» **What you need to do**:
Locate the string "федерального" throughout the material and copy every line in which it occurs.

>> Start

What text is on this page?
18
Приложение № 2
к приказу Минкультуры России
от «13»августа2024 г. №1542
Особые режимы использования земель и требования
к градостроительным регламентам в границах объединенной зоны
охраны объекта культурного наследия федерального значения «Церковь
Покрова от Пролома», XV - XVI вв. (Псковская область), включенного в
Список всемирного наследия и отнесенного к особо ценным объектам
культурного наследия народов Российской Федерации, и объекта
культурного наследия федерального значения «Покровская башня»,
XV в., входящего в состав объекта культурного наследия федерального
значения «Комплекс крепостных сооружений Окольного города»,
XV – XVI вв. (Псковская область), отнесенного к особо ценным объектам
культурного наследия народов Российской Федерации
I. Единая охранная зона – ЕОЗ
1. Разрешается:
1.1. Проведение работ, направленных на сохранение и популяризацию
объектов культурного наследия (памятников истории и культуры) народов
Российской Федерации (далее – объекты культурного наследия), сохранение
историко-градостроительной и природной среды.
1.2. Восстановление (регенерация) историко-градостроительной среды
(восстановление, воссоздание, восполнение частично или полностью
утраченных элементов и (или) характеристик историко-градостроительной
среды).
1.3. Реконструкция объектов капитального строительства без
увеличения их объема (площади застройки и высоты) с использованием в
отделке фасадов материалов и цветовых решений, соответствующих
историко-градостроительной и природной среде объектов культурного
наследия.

>> End
>> Start

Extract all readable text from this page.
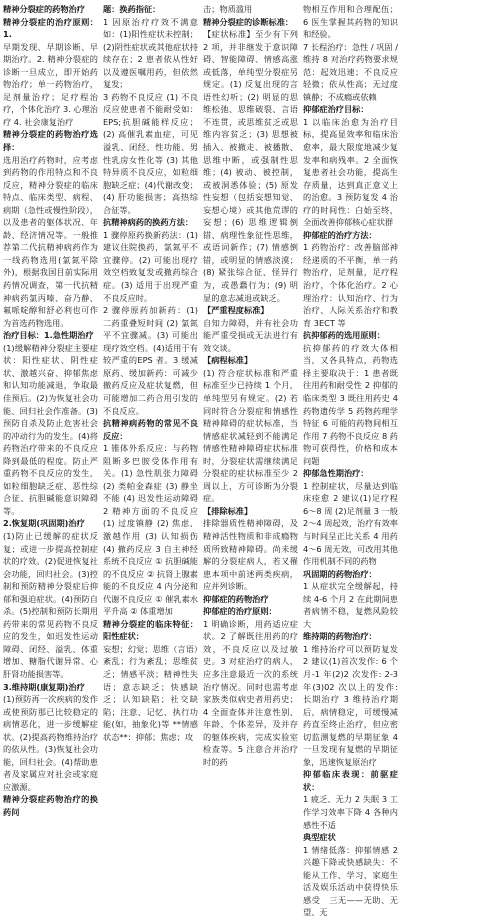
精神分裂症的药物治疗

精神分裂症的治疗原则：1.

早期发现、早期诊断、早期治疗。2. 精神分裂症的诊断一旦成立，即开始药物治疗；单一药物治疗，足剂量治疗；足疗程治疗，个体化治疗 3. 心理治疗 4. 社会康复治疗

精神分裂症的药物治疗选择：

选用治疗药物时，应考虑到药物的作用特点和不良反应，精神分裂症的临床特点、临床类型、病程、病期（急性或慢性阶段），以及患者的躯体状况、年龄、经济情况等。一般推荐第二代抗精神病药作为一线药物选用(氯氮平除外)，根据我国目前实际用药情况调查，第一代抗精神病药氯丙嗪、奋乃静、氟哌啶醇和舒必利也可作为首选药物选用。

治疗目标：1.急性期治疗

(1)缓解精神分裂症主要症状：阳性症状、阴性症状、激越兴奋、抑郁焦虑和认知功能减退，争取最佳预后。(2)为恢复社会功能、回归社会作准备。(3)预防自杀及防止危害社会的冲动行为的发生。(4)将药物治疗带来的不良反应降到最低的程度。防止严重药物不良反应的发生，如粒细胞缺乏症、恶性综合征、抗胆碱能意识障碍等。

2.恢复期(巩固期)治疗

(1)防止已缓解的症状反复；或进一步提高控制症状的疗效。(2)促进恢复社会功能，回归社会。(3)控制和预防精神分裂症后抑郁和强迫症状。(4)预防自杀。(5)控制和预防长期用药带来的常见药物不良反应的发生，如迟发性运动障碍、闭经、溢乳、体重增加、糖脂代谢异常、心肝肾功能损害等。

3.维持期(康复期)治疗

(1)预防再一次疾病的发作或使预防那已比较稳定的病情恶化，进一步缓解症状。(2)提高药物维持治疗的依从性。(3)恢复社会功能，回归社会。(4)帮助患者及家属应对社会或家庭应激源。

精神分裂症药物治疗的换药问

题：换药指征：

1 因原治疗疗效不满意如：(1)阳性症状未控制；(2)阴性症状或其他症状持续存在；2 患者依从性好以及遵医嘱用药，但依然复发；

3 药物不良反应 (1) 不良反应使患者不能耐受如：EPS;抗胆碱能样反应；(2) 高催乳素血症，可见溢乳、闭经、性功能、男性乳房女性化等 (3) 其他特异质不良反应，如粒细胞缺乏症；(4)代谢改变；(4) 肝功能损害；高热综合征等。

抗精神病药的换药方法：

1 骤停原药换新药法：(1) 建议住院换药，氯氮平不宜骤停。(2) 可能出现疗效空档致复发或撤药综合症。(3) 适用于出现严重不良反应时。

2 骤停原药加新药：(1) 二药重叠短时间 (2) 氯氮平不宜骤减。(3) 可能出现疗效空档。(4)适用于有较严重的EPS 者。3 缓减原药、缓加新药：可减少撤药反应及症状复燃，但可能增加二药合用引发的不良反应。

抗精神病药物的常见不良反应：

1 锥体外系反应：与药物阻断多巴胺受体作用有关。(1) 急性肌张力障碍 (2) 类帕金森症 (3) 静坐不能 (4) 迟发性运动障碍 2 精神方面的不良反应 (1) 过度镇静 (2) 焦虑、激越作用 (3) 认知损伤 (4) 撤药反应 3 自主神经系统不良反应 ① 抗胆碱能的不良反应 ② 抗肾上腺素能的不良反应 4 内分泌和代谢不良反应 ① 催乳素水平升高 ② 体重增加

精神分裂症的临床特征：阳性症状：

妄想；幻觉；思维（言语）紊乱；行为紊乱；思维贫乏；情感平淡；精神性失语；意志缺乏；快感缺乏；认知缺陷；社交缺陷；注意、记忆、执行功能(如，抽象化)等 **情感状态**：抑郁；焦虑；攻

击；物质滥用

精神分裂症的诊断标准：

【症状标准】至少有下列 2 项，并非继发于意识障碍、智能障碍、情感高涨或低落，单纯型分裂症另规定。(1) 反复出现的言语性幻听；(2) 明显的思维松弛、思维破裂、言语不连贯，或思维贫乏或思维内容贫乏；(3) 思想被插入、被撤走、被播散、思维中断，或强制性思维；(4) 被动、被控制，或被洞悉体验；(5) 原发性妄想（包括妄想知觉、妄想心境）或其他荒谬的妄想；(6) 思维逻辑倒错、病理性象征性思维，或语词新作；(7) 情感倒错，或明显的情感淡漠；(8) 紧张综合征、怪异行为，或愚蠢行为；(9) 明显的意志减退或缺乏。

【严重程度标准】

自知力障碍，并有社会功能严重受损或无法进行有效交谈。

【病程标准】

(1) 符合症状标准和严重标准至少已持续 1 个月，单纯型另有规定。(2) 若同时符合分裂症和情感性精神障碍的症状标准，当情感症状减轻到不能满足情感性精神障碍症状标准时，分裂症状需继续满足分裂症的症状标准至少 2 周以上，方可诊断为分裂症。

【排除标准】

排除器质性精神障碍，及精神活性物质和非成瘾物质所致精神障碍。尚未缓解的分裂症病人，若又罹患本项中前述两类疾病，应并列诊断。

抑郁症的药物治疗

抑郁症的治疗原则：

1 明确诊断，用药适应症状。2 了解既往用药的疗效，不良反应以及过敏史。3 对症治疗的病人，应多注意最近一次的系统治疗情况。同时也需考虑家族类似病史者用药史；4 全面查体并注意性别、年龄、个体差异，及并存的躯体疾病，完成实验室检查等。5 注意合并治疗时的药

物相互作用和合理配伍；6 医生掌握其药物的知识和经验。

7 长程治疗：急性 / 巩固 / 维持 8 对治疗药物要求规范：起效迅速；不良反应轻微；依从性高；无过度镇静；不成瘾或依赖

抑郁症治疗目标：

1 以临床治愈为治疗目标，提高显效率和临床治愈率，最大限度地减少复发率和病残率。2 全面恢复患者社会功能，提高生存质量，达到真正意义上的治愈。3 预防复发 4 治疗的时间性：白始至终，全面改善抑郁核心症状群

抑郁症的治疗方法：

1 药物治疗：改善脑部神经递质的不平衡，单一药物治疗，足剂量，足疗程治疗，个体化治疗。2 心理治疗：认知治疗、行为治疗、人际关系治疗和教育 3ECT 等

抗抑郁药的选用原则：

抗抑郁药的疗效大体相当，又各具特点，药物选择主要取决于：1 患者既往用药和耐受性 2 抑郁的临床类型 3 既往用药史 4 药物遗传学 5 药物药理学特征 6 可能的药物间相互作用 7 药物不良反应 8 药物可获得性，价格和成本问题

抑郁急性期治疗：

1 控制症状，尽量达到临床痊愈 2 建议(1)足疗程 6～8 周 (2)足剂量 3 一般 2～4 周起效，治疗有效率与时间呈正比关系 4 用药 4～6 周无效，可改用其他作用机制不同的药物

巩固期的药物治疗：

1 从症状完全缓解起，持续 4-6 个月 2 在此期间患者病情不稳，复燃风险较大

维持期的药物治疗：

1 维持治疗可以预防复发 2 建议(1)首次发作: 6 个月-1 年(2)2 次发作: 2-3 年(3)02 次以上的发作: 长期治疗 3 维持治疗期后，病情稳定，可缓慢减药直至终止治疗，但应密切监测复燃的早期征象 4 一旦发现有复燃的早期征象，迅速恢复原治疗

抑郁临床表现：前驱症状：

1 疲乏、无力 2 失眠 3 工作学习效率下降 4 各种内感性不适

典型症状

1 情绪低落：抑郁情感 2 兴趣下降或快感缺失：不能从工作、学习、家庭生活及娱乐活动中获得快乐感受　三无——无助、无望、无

>> End

» **Answer to this problem**:
охраны объекта культурного наследия федерального значения «Церковь
культурного наследия федерального значения «Покровская башня»,
XV в., входящего в состав объекта культурного наследия федерального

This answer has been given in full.